Exercise details:
Retype the material word for word.

Extracted entries:

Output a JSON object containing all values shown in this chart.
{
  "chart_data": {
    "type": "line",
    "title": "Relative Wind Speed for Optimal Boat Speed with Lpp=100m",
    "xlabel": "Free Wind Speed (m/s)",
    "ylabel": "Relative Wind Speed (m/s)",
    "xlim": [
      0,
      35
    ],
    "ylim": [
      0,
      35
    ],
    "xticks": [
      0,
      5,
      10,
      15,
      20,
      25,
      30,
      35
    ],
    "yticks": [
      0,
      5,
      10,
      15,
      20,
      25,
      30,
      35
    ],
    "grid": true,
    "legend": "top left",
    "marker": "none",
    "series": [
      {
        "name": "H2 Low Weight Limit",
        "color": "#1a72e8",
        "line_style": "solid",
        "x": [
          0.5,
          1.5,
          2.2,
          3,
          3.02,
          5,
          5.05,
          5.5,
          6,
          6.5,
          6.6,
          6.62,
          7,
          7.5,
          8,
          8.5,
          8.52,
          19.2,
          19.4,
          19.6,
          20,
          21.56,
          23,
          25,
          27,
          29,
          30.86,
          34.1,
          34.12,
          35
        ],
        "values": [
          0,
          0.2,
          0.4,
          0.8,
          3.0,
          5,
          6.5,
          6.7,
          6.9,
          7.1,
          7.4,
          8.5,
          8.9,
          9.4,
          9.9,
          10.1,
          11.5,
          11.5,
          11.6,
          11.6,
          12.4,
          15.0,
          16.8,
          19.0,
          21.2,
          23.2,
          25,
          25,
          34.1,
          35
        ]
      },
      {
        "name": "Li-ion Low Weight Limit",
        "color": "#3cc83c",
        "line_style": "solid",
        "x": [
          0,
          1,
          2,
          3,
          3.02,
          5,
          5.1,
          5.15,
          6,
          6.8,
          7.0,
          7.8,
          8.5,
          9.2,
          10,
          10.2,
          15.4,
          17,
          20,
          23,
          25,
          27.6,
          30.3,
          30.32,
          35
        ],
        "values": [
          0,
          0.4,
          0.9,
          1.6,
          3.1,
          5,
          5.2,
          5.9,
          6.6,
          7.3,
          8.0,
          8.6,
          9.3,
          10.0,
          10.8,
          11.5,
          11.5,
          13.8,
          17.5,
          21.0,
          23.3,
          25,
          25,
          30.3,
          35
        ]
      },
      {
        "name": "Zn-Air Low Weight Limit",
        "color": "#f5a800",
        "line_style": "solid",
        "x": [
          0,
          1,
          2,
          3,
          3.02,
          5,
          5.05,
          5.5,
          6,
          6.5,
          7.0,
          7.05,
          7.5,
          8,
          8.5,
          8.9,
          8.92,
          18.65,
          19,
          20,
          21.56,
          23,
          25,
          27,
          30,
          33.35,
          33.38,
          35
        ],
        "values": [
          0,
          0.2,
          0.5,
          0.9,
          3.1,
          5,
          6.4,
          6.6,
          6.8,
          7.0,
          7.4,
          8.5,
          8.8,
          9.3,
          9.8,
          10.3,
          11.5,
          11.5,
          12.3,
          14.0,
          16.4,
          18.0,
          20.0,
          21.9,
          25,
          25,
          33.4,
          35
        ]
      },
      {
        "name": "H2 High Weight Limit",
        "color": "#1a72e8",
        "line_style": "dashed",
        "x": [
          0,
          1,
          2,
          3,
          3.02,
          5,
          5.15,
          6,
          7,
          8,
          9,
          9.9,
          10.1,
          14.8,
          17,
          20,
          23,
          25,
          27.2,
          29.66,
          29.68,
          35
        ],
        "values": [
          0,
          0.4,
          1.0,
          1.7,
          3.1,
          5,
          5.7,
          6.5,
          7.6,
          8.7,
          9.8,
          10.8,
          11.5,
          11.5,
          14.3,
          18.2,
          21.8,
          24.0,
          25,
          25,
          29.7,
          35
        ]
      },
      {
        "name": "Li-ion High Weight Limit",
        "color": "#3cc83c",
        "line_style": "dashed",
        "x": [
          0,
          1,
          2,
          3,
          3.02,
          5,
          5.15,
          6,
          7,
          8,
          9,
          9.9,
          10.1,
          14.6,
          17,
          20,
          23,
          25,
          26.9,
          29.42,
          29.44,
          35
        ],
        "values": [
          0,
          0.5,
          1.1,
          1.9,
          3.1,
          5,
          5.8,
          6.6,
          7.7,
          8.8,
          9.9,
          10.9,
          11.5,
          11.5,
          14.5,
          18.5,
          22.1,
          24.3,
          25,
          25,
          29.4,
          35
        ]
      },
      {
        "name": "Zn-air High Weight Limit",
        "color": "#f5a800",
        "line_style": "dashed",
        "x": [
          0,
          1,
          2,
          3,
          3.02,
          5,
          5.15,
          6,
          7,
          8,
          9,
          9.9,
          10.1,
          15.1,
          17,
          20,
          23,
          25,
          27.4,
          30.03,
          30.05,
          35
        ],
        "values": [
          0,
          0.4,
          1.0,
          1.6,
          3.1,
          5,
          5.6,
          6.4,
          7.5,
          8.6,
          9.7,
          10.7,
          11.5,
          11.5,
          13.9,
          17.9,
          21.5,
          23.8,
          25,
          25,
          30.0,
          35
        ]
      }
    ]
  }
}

Task response:
Output a JSON object containing all values shown in this chart.
{
  "chart_data": {
    "type": "line",
    "title": "Relative Wind Speed for Optimal Boat Speed with Lpp=100m",
    "xlabel": "Free Wind Speed (m/s)",
    "ylabel": "Relative Wind Speed (m/s)",
    "xlim": [
      0,
      35
    ],
    "ylim": [
      0,
      35
    ],
    "xticks": [
      0,
      5,
      10,
      15,
      20,
      25,
      30,
      35
    ],
    "yticks": [
      0,
      5,
      10,
      15,
      20,
      25,
      30,
      35
    ],
    "grid": true,
    "legend": "top left",
    "marker": "none",
    "series": [
      {
        "name": "H2 Low Weight Limit",
        "color": "#1a72e8",
        "line_style": "solid",
        "x": [
          0.5,
          1.5,
          2.2,
          3,
          3.02,
          5,
          5.05,
          5.5,
          6,
          6.5,
          6.6,
          6.62,
          7,
          7.5,
          8,
          8.5,
          8.52,
          19.2,
          19.4,
          19.6,
          20,
          21.56,
          23,
          25,
          27,
          29,
          30.86,
          34.1,
          34.12,
          35
        ],
        "values": [
          0,
          0.2,
          0.4,
          0.8,
          3.0,
          5,
          6.5,
          6.7,
          6.9,
          7.1,
          7.4,
          8.5,
          8.9,
          9.4,
          9.9,
          10.1,
          11.5,
          11.5,
          11.6,
          11.6,
          12.4,
          15.0,
          16.8,
          19.0,
          21.2,
          23.2,
          25,
          25,
          34.1,
          35
        ]
      },
      {
        "name": "Li-ion Low Weight Limit",
        "color": "#3cc83c",
        "line_style": "solid",
        "x": [
          0,
          1,
          2,
          3,
          3.02,
          5,
          5.1,
          5.15,
          6,
          6.8,
          7.0,
          7.8,
          8.5,
          9.2,
          10,
          10.2,
          15.4,
          17,
          20,
          23,
          25,
          27.6,
          30.3,
          30.32,
          35
        ],
        "values": [
          0,
          0.4,
          0.9,
          1.6,
          3.1,
          5,
          5.2,
          5.9,
          6.6,
          7.3,
          8.0,
          8.6,
          9.3,
          10.0,
          10.8,
          11.5,
          11.5,
          13.8,
          17.5,
          21.0,
          23.3,
          25,
          25,
          30.3,
          35
        ]
      },
      {
        "name": "Zn-Air Low Weight Limit",
        "color": "#f5a800",
        "line_style": "solid",
        "x": [
          0,
          1,
          2,
          3,
          3.02,
          5,
          5.05,
          5.5,
          6,
          6.5,
          7.0,
          7.05,
          7.5,
          8,
          8.5,
          8.9,
          8.92,
          18.65,
          19,
          20,
          21.56,
          23,
          25,
          27,
          30,
          33.35,
          33.38,
          35
        ],
        "values": [
          0,
          0.2,
          0.5,
          0.9,
          3.1,
          5,
          6.4,
          6.6,
          6.8,
          7.0,
          7.4,
          8.5,
          8.8,
          9.3,
          9.8,
          10.3,
          11.5,
          11.5,
          12.3,
          14.0,
          16.4,
          18.0,
          20.0,
          21.9,
          25,
          25,
          33.4,
          35
        ]
      },
      {
        "name": "H2 High Weight Limit",
        "color": "#1a72e8",
        "line_style": "dashed",
        "x": [
          0,
          1,
          2,
          3,
          3.02,
          5,
          5.15,
          6,
          7,
          8,
          9,
          9.9,
          10.1,
          14.8,
          17,
          20,
          23,
          25,
          27.2,
          29.66,
          29.68,
          35
        ],
        "values": [
          0,
          0.4,
          1.0,
          1.7,
          3.1,
          5,
          5.7,
          6.5,
          7.6,
          8.7,
          9.8,
          10.8,
          11.5,
          11.5,
          14.3,
          18.2,
          21.8,
          24.0,
          25,
          25,
          29.7,
          35
        ]
      },
      {
        "name": "Li-ion High Weight Limit",
        "color": "#3cc83c",
        "line_style": "dashed",
        "x": [
          0,
          1,
          2,
          3,
          3.02,
          5,
          5.15,
          6,
          7,
          8,
          9,
          9.9,
          10.1,
          14.6,
          17,
          20,
          23,
          25,
          26.9,
          29.42,
          29.44,
          35
        ],
        "values": [
          0,
          0.5,
          1.1,
          1.9,
          3.1,
          5,
          5.8,
          6.6,
          7.7,
          8.8,
          9.9,
          10.9,
          11.5,
          11.5,
          14.5,
          18.5,
          22.1,
          24.3,
          25,
          25,
          29.4,
          35
        ]
      },
      {
        "name": "Zn-air High Weight Limit",
        "color": "#f5a800",
        "line_style": "dashed",
        "x": [
          0,
          1,
          2,
          3,
          3.02,
          5,
          5.15,
          6,
          7,
          8,
          9,
          9.9,
          10.1,
          15.1,
          17,
          20,
          23,
          25,
          27.4,
          30.03,
          30.05,
          35
        ],
        "values": [
          0,
          0.4,
          1.0,
          1.6,
          3.1,
          5,
          5.6,
          6.4,
          7.5,
          8.6,
          9.7,
          10.7,
          11.5,
          11.5,
          13.9,
          17.9,
          21.5,
          23.8,
          25,
          25,
          30.0,
          35
        ]
      }
    ]
  }
}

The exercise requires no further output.